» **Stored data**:
────────
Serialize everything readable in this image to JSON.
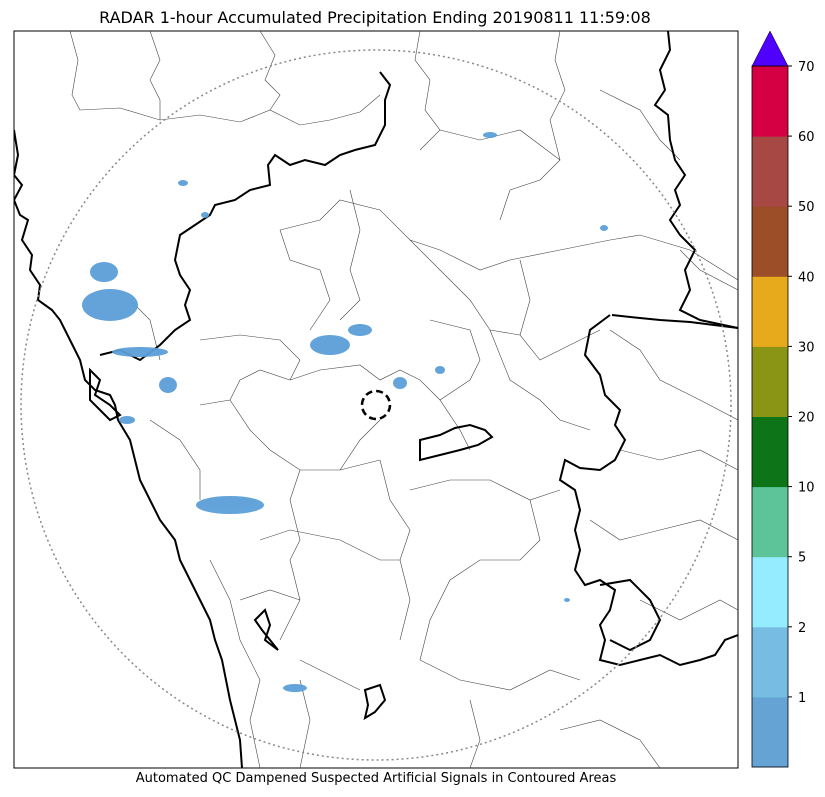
{
  "title": "RADAR 1-hour Accumulated Precipitation Ending 20190811 11:59:08",
  "footer": "Automated QC Dampened Suspected Artificial Signals in Contoured Areas",
  "colorbar": {
    "bins": [
      {
        "color": "#65a3d5"
      },
      {
        "color": "#77bde3"
      },
      {
        "color": "#94ecfe"
      },
      {
        "color": "#5dc49a"
      },
      {
        "color": "#0e7418"
      },
      {
        "color": "#8b9515"
      },
      {
        "color": "#e6aa1c"
      },
      {
        "color": "#9b4e28"
      },
      {
        "color": "#a74844"
      },
      {
        "color": "#d50043"
      }
    ],
    "extend_color": "#5000ff",
    "ticks": [
      "1",
      "2",
      "5",
      "10",
      "20",
      "30",
      "40",
      "50",
      "60",
      "70"
    ]
  },
  "map": {
    "outline_color": "#000000",
    "district_color": "#444444",
    "range_ring_color": "#888888",
    "precip_color": "#5b9fd8"
  }
}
────────
» **Brief**: Write out the full set of lines verbatim, without the pictures.

» **Correct result**:
Serialize everything readable in this image to JSON.
{
  "title": "RADAR 1-hour Accumulated Precipitation Ending 20190811 11:59:08",
  "footer": "Automated QC Dampened Suspected Artificial Signals in Contoured Areas",
  "colorbar": {
    "bins": [
      {
        "color": "#65a3d5"
      },
      {
        "color": "#77bde3"
      },
      {
        "color": "#94ecfe"
      },
      {
        "color": "#5dc49a"
      },
      {
        "color": "#0e7418"
      },
      {
        "color": "#8b9515"
      },
      {
        "color": "#e6aa1c"
      },
      {
        "color": "#9b4e28"
      },
      {
        "color": "#a74844"
      },
      {
        "color": "#d50043"
      }
    ],
    "extend_color": "#5000ff",
    "ticks": [
      "1",
      "2",
      "5",
      "10",
      "20",
      "30",
      "40",
      "50",
      "60",
      "70"
    ]
  },
  "map": {
    "outline_color": "#000000",
    "district_color": "#444444",
    "range_ring_color": "#888888",
    "precip_color": "#5b9fd8"
  }
}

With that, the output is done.